---------- MATERIAL FOR THIS TASK ----------

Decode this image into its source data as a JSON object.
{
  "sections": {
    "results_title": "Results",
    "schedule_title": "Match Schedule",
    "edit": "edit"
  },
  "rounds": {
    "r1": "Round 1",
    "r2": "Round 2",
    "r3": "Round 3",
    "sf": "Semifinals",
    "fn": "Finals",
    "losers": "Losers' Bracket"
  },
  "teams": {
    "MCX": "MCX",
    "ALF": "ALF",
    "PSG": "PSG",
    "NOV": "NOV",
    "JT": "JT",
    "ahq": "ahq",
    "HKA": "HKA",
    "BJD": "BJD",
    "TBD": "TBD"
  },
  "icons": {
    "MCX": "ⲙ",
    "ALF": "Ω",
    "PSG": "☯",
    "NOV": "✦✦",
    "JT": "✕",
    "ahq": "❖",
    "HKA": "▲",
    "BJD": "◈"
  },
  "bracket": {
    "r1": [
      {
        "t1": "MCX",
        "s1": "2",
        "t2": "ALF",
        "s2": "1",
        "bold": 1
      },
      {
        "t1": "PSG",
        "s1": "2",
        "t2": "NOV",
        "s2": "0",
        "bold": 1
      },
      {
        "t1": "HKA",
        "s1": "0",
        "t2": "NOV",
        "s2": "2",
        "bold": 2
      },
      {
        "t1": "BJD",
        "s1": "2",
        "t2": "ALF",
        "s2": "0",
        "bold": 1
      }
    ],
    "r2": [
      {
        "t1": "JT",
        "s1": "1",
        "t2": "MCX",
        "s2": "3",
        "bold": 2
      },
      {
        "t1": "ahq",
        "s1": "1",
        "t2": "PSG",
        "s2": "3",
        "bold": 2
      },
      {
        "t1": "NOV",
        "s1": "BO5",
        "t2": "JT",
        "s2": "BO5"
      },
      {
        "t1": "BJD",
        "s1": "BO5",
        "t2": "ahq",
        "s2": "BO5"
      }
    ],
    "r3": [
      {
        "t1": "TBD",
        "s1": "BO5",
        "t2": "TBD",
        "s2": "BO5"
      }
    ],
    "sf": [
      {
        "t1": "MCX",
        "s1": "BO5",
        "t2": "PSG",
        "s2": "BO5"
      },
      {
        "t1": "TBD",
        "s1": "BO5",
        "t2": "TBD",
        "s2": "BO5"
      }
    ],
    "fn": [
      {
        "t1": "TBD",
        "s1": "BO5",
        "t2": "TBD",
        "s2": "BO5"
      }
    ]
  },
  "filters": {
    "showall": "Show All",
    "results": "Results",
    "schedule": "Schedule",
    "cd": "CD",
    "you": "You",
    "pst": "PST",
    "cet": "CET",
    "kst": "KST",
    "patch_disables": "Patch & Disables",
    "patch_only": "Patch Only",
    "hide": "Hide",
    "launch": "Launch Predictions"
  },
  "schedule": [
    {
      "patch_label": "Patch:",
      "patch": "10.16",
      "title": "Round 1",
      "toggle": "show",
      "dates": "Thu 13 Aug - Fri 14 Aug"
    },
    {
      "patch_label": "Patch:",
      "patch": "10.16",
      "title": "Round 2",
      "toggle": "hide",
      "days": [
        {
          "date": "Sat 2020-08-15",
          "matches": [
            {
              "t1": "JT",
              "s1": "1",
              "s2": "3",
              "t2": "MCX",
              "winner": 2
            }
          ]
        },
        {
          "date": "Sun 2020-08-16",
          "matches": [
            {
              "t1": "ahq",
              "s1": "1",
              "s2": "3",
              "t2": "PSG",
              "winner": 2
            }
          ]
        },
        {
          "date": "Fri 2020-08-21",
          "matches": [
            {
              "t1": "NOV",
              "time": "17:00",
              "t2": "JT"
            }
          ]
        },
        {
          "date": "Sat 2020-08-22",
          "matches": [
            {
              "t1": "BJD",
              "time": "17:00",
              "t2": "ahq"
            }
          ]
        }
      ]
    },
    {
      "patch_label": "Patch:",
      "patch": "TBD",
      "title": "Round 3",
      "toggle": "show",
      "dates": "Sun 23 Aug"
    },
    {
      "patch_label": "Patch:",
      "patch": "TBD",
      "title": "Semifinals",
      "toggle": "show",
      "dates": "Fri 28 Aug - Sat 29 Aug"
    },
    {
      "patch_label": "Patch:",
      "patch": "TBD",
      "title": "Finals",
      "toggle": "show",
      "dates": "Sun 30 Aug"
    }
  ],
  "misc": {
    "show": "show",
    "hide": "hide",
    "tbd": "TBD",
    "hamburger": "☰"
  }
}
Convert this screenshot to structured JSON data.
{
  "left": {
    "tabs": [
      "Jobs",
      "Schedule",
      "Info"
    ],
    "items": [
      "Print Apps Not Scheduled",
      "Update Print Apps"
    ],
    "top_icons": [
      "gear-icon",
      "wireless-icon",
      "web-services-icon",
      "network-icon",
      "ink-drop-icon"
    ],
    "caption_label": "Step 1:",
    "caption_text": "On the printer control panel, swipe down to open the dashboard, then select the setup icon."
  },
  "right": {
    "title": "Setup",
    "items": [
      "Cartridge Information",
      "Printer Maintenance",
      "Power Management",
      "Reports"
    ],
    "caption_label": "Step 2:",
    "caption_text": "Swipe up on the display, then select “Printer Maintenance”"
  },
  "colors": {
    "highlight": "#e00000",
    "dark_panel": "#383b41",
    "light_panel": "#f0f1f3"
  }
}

----------

• **GIVEN TASK**: Each line of the material must be restated exactly.

• **RESULT FOR THIS EXERCISE**:
Decode this image into its source data as a JSON object.
{
  "sections": {
    "results_title": "Results",
    "schedule_title": "Match Schedule",
    "edit": "edit"
  },
  "rounds": {
    "r1": "Round 1",
    "r2": "Round 2",
    "r3": "Round 3",
    "sf": "Semifinals",
    "fn": "Finals",
    "losers": "Losers' Bracket"
  },
  "teams": {
    "MCX": "MCX",
    "ALF": "ALF",
    "PSG": "PSG",
    "NOV": "NOV",
    "JT": "JT",
    "ahq": "ahq",
    "HKA": "HKA",
    "BJD": "BJD",
    "TBD": "TBD"
  },
  "icons": {
    "MCX": "ⲙ",
    "ALF": "Ω",
    "PSG": "☯",
    "NOV": "✦✦",
    "JT": "✕",
    "ahq": "❖",
    "HKA": "▲",
    "BJD": "◈"
  },
  "bracket": {
    "r1": [
      {
        "t1": "MCX",
        "s1": "2",
        "t2": "ALF",
        "s2": "1",
        "bold": 1
      },
      {
        "t1": "PSG",
        "s1": "2",
        "t2": "NOV",
        "s2": "0",
        "bold": 1
      },
      {
        "t1": "HKA",
        "s1": "0",
        "t2": "NOV",
        "s2": "2",
        "bold": 2
      },
      {
        "t1": "BJD",
        "s1": "2",
        "t2": "ALF",
        "s2": "0",
        "bold": 1
      }
    ],
    "r2": [
      {
        "t1": "JT",
        "s1": "1",
        "t2": "MCX",
        "s2": "3",
        "bold": 2
      },
      {
        "t1": "ahq",
        "s1": "1",
        "t2": "PSG",
        "s2": "3",
        "bold": 2
      },
      {
        "t1": "NOV",
        "s1": "BO5",
        "t2": "JT",
        "s2": "BO5"
      },
      {
        "t1": "BJD",
        "s1": "BO5",
        "t2": "ahq",
        "s2": "BO5"
      }
    ],
    "r3": [
      {
        "t1": "TBD",
        "s1": "BO5",
        "t2": "TBD",
        "s2": "BO5"
      }
    ],
    "sf": [
      {
        "t1": "MCX",
        "s1": "BO5",
        "t2": "PSG",
        "s2": "BO5"
      },
      {
        "t1": "TBD",
        "s1": "BO5",
        "t2": "TBD",
        "s2": "BO5"
      }
    ],
    "fn": [
      {
        "t1": "TBD",
        "s1": "BO5",
        "t2": "TBD",
        "s2": "BO5"
      }
    ]
  },
  "filters": {
    "showall": "Show All",
    "results": "Results",
    "schedule": "Schedule",
    "cd": "CD",
    "you": "You",
    "pst": "PST",
    "cet": "CET",
    "kst": "KST",
    "patch_disables": "Patch & Disables",
    "patch_only": "Patch Only",
    "hide": "Hide",
    "launch": "Launch Predictions"
  },
  "schedule": [
    {
      "patch_label": "Patch:",
      "patch": "10.16",
      "title": "Round 1",
      "toggle": "show",
      "dates": "Thu 13 Aug - Fri 14 Aug"
    },
    {
      "patch_label": "Patch:",
      "patch": "10.16",
      "title": "Round 2",
      "toggle": "hide",
      "days": [
        {
          "date": "Sat 2020-08-15",
          "matches": [
            {
              "t1": "JT",
              "s1": "1",
              "s2": "3",
              "t2": "MCX",
              "winner": 2
            }
          ]
        },
        {
          "date": "Sun 2020-08-16",
          "matches": [
            {
              "t1": "ahq",
              "s1": "1",
              "s2": "3",
              "t2": "PSG",
              "winner": 2
            }
          ]
        },
        {
          "date": "Fri 2020-08-21",
          "matches": [
            {
              "t1": "NOV",
              "time": "17:00",
              "t2": "JT"
            }
          ]
        },
        {
          "date": "Sat 2020-08-22",
          "matches": [
            {
              "t1": "BJD",
              "time": "17:00",
              "t2": "ahq"
            }
          ]
        }
      ]
    },
    {
      "patch_label": "Patch:",
      "patch": "TBD",
      "title": "Round 3",
      "toggle": "show",
      "dates": "Sun 23 Aug"
    },
    {
      "patch_label": "Patch:",
      "patch": "TBD",
      "title": "Semifinals",
      "toggle": "show",
      "dates": "Fri 28 Aug - Sat 29 Aug"
    },
    {
      "patch_label": "Patch:",
      "patch": "TBD",
      "title": "Finals",
      "toggle": "show",
      "dates": "Sun 30 Aug"
    }
  ],
  "misc": {
    "show": "show",
    "hide": "hide",
    "tbd": "TBD",
    "hamburger": "☰"
  }
}
Convert this screenshot to structured JSON data.
{
  "left": {
    "tabs": [
      "Jobs",
      "Schedule",
      "Info"
    ],
    "items": [
      "Print Apps Not Scheduled",
      "Update Print Apps"
    ],
    "top_icons": [
      "gear-icon",
      "wireless-icon",
      "web-services-icon",
      "network-icon",
      "ink-drop-icon"
    ],
    "caption_label": "Step 1:",
    "caption_text": "On the printer control panel, swipe down to open the dashboard, then select the setup icon."
  },
  "right": {
    "title": "Setup",
    "items": [
      "Cartridge Information",
      "Printer Maintenance",
      "Power Management",
      "Reports"
    ],
    "caption_label": "Step 2:",
    "caption_text": "Swipe up on the display, then select “Printer Maintenance”"
  },
  "colors": {
    "highlight": "#e00000",
    "dark_panel": "#383b41",
    "light_panel": "#f0f1f3"
  }
}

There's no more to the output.